• **Stored data**:
┌──

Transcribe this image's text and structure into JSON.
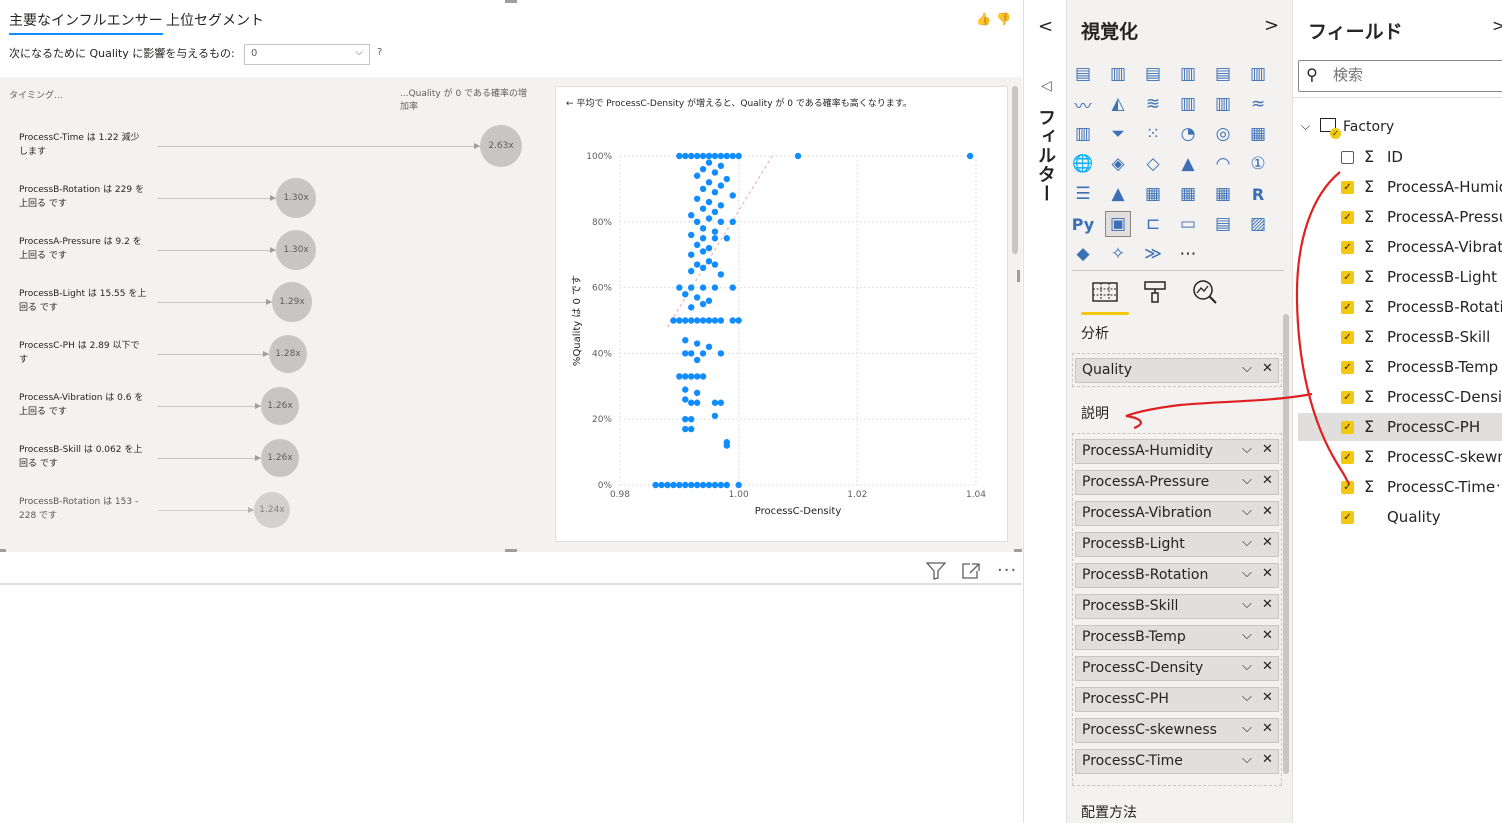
{
  "visual": {
    "tabs": [
      "主要なインフルエンサー",
      "上位セグメント"
    ],
    "question_label": "次になるために Quality に影響を与えるもの:",
    "question_value": "0",
    "question_help": "?",
    "like_icon": "👍",
    "dislike_icon": "👎",
    "column_left": "タイミング...",
    "column_right": "...Quality が 0 である確率の増加率",
    "influencers": [
      {
        "text": "ProcessC-Time は 1.22 減少します",
        "factor": "2.63x",
        "factor_value": 2.63
      },
      {
        "text": "ProcessB-Rotation は 229 を上回る です",
        "factor": "1.30x",
        "factor_value": 1.3
      },
      {
        "text": "ProcessA-Pressure は 9.2 を上回る です",
        "factor": "1.30x",
        "factor_value": 1.3
      },
      {
        "text": "ProcessB-Light は 15.55 を上回る です",
        "factor": "1.29x",
        "factor_value": 1.29
      },
      {
        "text": "ProcessC-PH は 2.89 以下です",
        "factor": "1.28x",
        "factor_value": 1.28
      },
      {
        "text": "ProcessA-Vibration は 0.6 を上回る です",
        "factor": "1.26x",
        "factor_value": 1.26
      },
      {
        "text": "ProcessB-Skill は 0.062 を上回る です",
        "factor": "1.26x",
        "factor_value": 1.26
      },
      {
        "text": "ProcessB-Rotation は 153 - 228 です",
        "factor": "1.24x",
        "factor_value": 1.24
      }
    ],
    "scatter_title": "← 平均で ProcessC-Density が増えると、Quality が 0 である確率も高くなります。",
    "bottom_icons": [
      "filter-icon",
      "focus-mode-icon",
      "more-options-icon"
    ]
  },
  "chart_data": {
    "type": "scatter",
    "title": "",
    "xlabel": "ProcessC-Density",
    "ylabel": "%Quality は 0 です",
    "xlim": [
      0.98,
      1.04
    ],
    "ylim": [
      0,
      100
    ],
    "x_ticks": [
      "0.98",
      "1.00",
      "1.02",
      "1.04"
    ],
    "y_ticks": [
      "0%",
      "20%",
      "40%",
      "60%",
      "80%",
      "100%"
    ],
    "grid": true,
    "series": [
      {
        "color": "#118dff",
        "points": [
          [
            0.99,
            100
          ],
          [
            0.992,
            100
          ],
          [
            0.994,
            100
          ],
          [
            0.996,
            100
          ],
          [
            0.998,
            100
          ],
          [
            1.0,
            100
          ],
          [
            0.991,
            100
          ],
          [
            0.993,
            100
          ],
          [
            0.995,
            100
          ],
          [
            0.997,
            100
          ],
          [
            0.999,
            100
          ],
          [
            1.01,
            100
          ],
          [
            1.039,
            100
          ],
          [
            0.995,
            98
          ],
          [
            0.997,
            97
          ],
          [
            0.994,
            96
          ],
          [
            0.996,
            95
          ],
          [
            0.993,
            94
          ],
          [
            0.998,
            93
          ],
          [
            0.995,
            92
          ],
          [
            0.997,
            91
          ],
          [
            0.994,
            90
          ],
          [
            0.996,
            89
          ],
          [
            0.999,
            88
          ],
          [
            0.993,
            87
          ],
          [
            0.995,
            86
          ],
          [
            0.997,
            85
          ],
          [
            0.994,
            84
          ],
          [
            0.996,
            83
          ],
          [
            0.992,
            82
          ],
          [
            0.995,
            81
          ],
          [
            0.993,
            80
          ],
          [
            0.997,
            80
          ],
          [
            0.999,
            80
          ],
          [
            0.994,
            78
          ],
          [
            0.996,
            77
          ],
          [
            0.992,
            76
          ],
          [
            0.994,
            75
          ],
          [
            0.996,
            75
          ],
          [
            0.998,
            75
          ],
          [
            0.993,
            73
          ],
          [
            0.995,
            72
          ],
          [
            0.994,
            71
          ],
          [
            0.992,
            70
          ],
          [
            0.995,
            68
          ],
          [
            0.993,
            67
          ],
          [
            0.996,
            67
          ],
          [
            0.994,
            66
          ],
          [
            0.992,
            65
          ],
          [
            0.997,
            64
          ],
          [
            0.99,
            60
          ],
          [
            0.992,
            60
          ],
          [
            0.994,
            60
          ],
          [
            0.996,
            60
          ],
          [
            0.999,
            60
          ],
          [
            0.991,
            58
          ],
          [
            0.993,
            57
          ],
          [
            0.995,
            56
          ],
          [
            0.994,
            55
          ],
          [
            0.992,
            54
          ],
          [
            0.989,
            50
          ],
          [
            0.99,
            50
          ],
          [
            0.991,
            50
          ],
          [
            0.992,
            50
          ],
          [
            0.993,
            50
          ],
          [
            0.994,
            50
          ],
          [
            0.995,
            50
          ],
          [
            0.996,
            50
          ],
          [
            0.997,
            50
          ],
          [
            0.999,
            50
          ],
          [
            1.0,
            50
          ],
          [
            0.991,
            44
          ],
          [
            0.993,
            43
          ],
          [
            0.995,
            42
          ],
          [
            0.991,
            40
          ],
          [
            0.992,
            40
          ],
          [
            0.994,
            40
          ],
          [
            0.997,
            40
          ],
          [
            0.993,
            38
          ],
          [
            0.99,
            33
          ],
          [
            0.991,
            33
          ],
          [
            0.992,
            33
          ],
          [
            0.993,
            33
          ],
          [
            0.994,
            33
          ],
          [
            0.991,
            29
          ],
          [
            0.993,
            28
          ],
          [
            0.991,
            26
          ],
          [
            0.992,
            25
          ],
          [
            0.993,
            25
          ],
          [
            0.996,
            25
          ],
          [
            0.997,
            25
          ],
          [
            0.991,
            20
          ],
          [
            0.992,
            20
          ],
          [
            0.991,
            17
          ],
          [
            0.992,
            17
          ],
          [
            0.996,
            21
          ],
          [
            0.998,
            13
          ],
          [
            0.998,
            12
          ],
          [
            0.986,
            0
          ],
          [
            0.988,
            0
          ],
          [
            0.99,
            0
          ],
          [
            0.992,
            0
          ],
          [
            0.994,
            0
          ],
          [
            0.996,
            0
          ],
          [
            0.998,
            0
          ],
          [
            0.987,
            0
          ],
          [
            0.989,
            0
          ],
          [
            0.991,
            0
          ],
          [
            0.993,
            0
          ],
          [
            0.995,
            0
          ],
          [
            0.997,
            0
          ],
          [
            1.0,
            0
          ]
        ]
      }
    ]
  },
  "filters": {
    "label": "フィルター",
    "collapse_icon": "chevron-left-icon"
  },
  "viz_pane": {
    "title": "視覚化",
    "icons": [
      "stacked-bar-icon",
      "stacked-column-icon",
      "clustered-bar-icon",
      "clustered-column-icon",
      "100pct-bar-icon",
      "100pct-column-icon",
      "line-chart-icon",
      "area-chart-icon",
      "stacked-area-icon",
      "line-column-icon",
      "line-clustered-icon",
      "ribbon-chart-icon",
      "waterfall-icon",
      "funnel-icon",
      "scatter-icon",
      "pie-icon",
      "donut-icon",
      "treemap-icon",
      "map-icon",
      "filled-map-icon",
      "shape-map-icon",
      "azure-map-icon",
      "gauge-icon",
      "card-icon",
      "multirow-card-icon",
      "kpi-icon",
      "slicer-icon",
      "table-icon",
      "matrix-icon",
      "r-visual-icon",
      "python-visual-icon",
      "key-influencers-icon",
      "decomposition-tree-icon",
      "qna-icon",
      "paginated-icon",
      "smart-narrative-icon",
      "powerapps-icon",
      "power-automate-icon",
      "ai-visual-icon",
      "more-icon"
    ],
    "pane_tabs": [
      "fields-tab-icon",
      "format-tab-icon",
      "analytics-tab-icon"
    ],
    "analyze_label": "分析",
    "analyze_field": "Quality",
    "explain_label": "説明",
    "explain_fields": [
      "ProcessA-Humidity",
      "ProcessA-Pressure",
      "ProcessA-Vibration",
      "ProcessB-Light",
      "ProcessB-Rotation",
      "ProcessB-Skill",
      "ProcessB-Temp",
      "ProcessC-Density",
      "ProcessC-PH",
      "ProcessC-skewness",
      "ProcessC-Time"
    ],
    "expand_by_label": "配置方法"
  },
  "fields_pane": {
    "title": "フィールド",
    "search_placeholder": "検索",
    "table": "Factory",
    "fields": [
      {
        "name": "ID",
        "sigma": true,
        "checked": false
      },
      {
        "name": "ProcessA-Humid...",
        "sigma": true,
        "checked": true
      },
      {
        "name": "ProcessA-Pressure",
        "sigma": true,
        "checked": true
      },
      {
        "name": "ProcessA-Vibrati...",
        "sigma": true,
        "checked": true
      },
      {
        "name": "ProcessB-Light",
        "sigma": true,
        "checked": true
      },
      {
        "name": "ProcessB-Rotation",
        "sigma": true,
        "checked": true
      },
      {
        "name": "ProcessB-Skill",
        "sigma": true,
        "checked": true
      },
      {
        "name": "ProcessB-Temp",
        "sigma": true,
        "checked": true
      },
      {
        "name": "ProcessC-Density",
        "sigma": true,
        "checked": true
      },
      {
        "name": "ProcessC-PH",
        "sigma": true,
        "checked": true
      },
      {
        "name": "ProcessC-skewn...",
        "sigma": true,
        "checked": true
      },
      {
        "name": "ProcessC-Time",
        "sigma": true,
        "checked": true
      },
      {
        "name": "Quality",
        "sigma": false,
        "checked": true
      }
    ],
    "highlighted_field": "ProcessC-PH"
  },
  "colors": {
    "accent": "#118dff",
    "check": "#f2c811",
    "annotation": "#e02020"
  }
}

└──

• **Written exercise**:
Above are lines of data; state how many of them contain the word "Vibration", with no other output.

• **The result**:
2